Exercise
Write out all of the lines below, exactly and completely.

Stored records
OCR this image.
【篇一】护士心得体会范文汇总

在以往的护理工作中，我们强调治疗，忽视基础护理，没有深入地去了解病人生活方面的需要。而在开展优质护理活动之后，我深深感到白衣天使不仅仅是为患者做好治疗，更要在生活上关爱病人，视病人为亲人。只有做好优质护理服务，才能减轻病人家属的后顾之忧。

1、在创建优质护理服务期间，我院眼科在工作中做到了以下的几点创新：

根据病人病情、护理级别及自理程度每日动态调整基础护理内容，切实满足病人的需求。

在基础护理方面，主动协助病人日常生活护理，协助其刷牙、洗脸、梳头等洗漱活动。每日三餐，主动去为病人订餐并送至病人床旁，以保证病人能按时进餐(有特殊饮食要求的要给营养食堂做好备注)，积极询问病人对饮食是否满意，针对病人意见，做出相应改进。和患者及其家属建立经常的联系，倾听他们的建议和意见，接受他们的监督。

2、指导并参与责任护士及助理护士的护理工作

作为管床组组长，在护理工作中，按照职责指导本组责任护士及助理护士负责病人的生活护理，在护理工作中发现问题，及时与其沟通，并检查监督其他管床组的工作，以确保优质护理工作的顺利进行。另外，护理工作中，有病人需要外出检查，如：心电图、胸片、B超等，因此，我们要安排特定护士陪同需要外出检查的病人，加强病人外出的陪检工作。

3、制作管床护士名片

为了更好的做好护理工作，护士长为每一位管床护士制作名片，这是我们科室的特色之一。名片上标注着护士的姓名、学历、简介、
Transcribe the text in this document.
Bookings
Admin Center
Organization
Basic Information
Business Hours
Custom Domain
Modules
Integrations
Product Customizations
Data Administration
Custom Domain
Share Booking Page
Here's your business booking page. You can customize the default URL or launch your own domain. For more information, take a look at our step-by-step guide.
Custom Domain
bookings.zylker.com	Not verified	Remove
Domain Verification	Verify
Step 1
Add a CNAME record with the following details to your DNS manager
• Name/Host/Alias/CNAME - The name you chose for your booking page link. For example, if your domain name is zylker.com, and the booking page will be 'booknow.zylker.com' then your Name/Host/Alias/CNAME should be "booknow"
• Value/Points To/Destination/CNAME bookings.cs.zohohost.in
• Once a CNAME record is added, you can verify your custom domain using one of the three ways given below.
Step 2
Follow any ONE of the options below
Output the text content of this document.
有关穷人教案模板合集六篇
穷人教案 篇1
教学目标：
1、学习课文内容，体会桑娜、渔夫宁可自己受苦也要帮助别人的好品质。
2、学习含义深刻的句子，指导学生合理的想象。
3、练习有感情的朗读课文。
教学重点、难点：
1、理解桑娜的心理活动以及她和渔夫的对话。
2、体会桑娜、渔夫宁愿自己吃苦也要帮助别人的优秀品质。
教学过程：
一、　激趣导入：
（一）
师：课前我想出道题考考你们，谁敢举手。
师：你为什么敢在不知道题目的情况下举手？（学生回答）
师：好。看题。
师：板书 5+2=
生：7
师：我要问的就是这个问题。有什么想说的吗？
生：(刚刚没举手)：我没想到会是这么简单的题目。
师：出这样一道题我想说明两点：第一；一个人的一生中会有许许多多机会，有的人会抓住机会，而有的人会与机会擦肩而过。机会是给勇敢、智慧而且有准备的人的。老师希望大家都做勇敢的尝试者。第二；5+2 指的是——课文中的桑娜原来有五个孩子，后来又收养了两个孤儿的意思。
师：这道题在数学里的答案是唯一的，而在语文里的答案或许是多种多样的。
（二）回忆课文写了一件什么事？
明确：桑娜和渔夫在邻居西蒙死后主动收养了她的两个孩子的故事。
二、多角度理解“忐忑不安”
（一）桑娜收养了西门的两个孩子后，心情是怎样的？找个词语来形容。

Completed task
OCR this image.
【篇一】护士心得体会范文汇总

在以往的护理工作中，我们强调治疗，忽视基础护理，没有深入地去了解病人生活方面的需要。而在开展优质护理活动之后，我深深感到白衣天使不仅仅是为患者做好治疗，更要在生活上关爱病人，视病人为亲人。只有做好优质护理服务，才能减轻病人家属的后顾之忧。

1、在创建优质护理服务期间，我院眼科在工作中做到了以下的几点创新：

根据病人病情、护理级别及自理程度每日动态调整基础护理内容，切实满足病人的需求。

在基础护理方面，主动协助病人日常生活护理，协助其刷牙、洗脸、梳头等洗漱活动。每日三餐，主动去为病人订餐并送至病人床旁，以保证病人能按时进餐(有特殊饮食要求的要给营养食堂做好备注)，积极询问病人对饮食是否满意，针对病人意见，做出相应改进。和患者及其家属建立经常的联系，倾听他们的建议和意见，接受他们的监督。

2、指导并参与责任护士及助理护士的护理工作

作为管床组组长，在护理工作中，按照职责指导本组责任护士及助理护士负责病人的生活护理，在护理工作中发现问题，及时与其沟通，并检查监督其他管床组的工作，以确保优质护理工作的顺利进行。另外，护理工作中，有病人需要外出检查，如：心电图、胸片、B超等，因此，我们要安排特定护士陪同需要外出检查的病人，加强病人外出的陪检工作。

3、制作管床护士名片

为了更好的做好护理工作，护士长为每一位管床护士制作名片，这是我们科室的特色之一。名片上标注着护士的姓名、学历、简介、
Transcribe the text in this document.
Bookings
Admin Center
Organization
Basic Information
Business Hours
Custom Domain
Modules
Integrations
Product Customizations
Data Administration
Custom Domain
Share Booking Page
Here's your business booking page. You can customize the default URL or launch your own domain. For more information, take a look at our step-by-step guide.
Custom Domain
bookings.zylker.com	Not verified	Remove
Domain Verification	Verify
Step 1
Add a CNAME record with the following details to your DNS manager
• Name/Host/Alias/CNAME - The name you chose for your booking page link. For example, if your domain name is zylker.com, and the booking page will be 'booknow.zylker.com' then your Name/Host/Alias/CNAME should be "booknow"
• Value/Points To/Destination/CNAME bookings.cs.zohohost.in
• Once a CNAME record is added, you can verify your custom domain using one of the three ways given below.
Step 2
Follow any ONE of the options below
Output the text content of this document.
有关穷人教案模板合集六篇
穷人教案 篇1
教学目标：
1、学习课文内容，体会桑娜、渔夫宁可自己受苦也要帮助别人的好品质。
2、学习含义深刻的句子，指导学生合理的想象。
3、练习有感情的朗读课文。
教学重点、难点：
1、理解桑娜的心理活动以及她和渔夫的对话。
2、体会桑娜、渔夫宁愿自己吃苦也要帮助别人的优秀品质。
教学过程：
一、　激趣导入：
（一）
师：课前我想出道题考考你们，谁敢举手。
师：你为什么敢在不知道题目的情况下举手？（学生回答）
师：好。看题。
师：板书 5+2=
生：7
师：我要问的就是这个问题。有什么想说的吗？
生：(刚刚没举手)：我没想到会是这么简单的题目。
师：出这样一道题我想说明两点：第一；一个人的一生中会有许许多多机会，有的人会抓住机会，而有的人会与机会擦肩而过。机会是给勇敢、智慧而且有准备的人的。老师希望大家都做勇敢的尝试者。第二；5+2 指的是——课文中的桑娜原来有五个孩子，后来又收养了两个孤儿的意思。
师：这道题在数学里的答案是唯一的，而在语文里的答案或许是多种多样的。
（二）回忆课文写了一件什么事？
明确：桑娜和渔夫在邻居西蒙死后主动收养了她的两个孩子的故事。
二、多角度理解“忐忑不安”
（一）桑娜收养了西门的两个孩子后，心情是怎样的？找个词语来形容。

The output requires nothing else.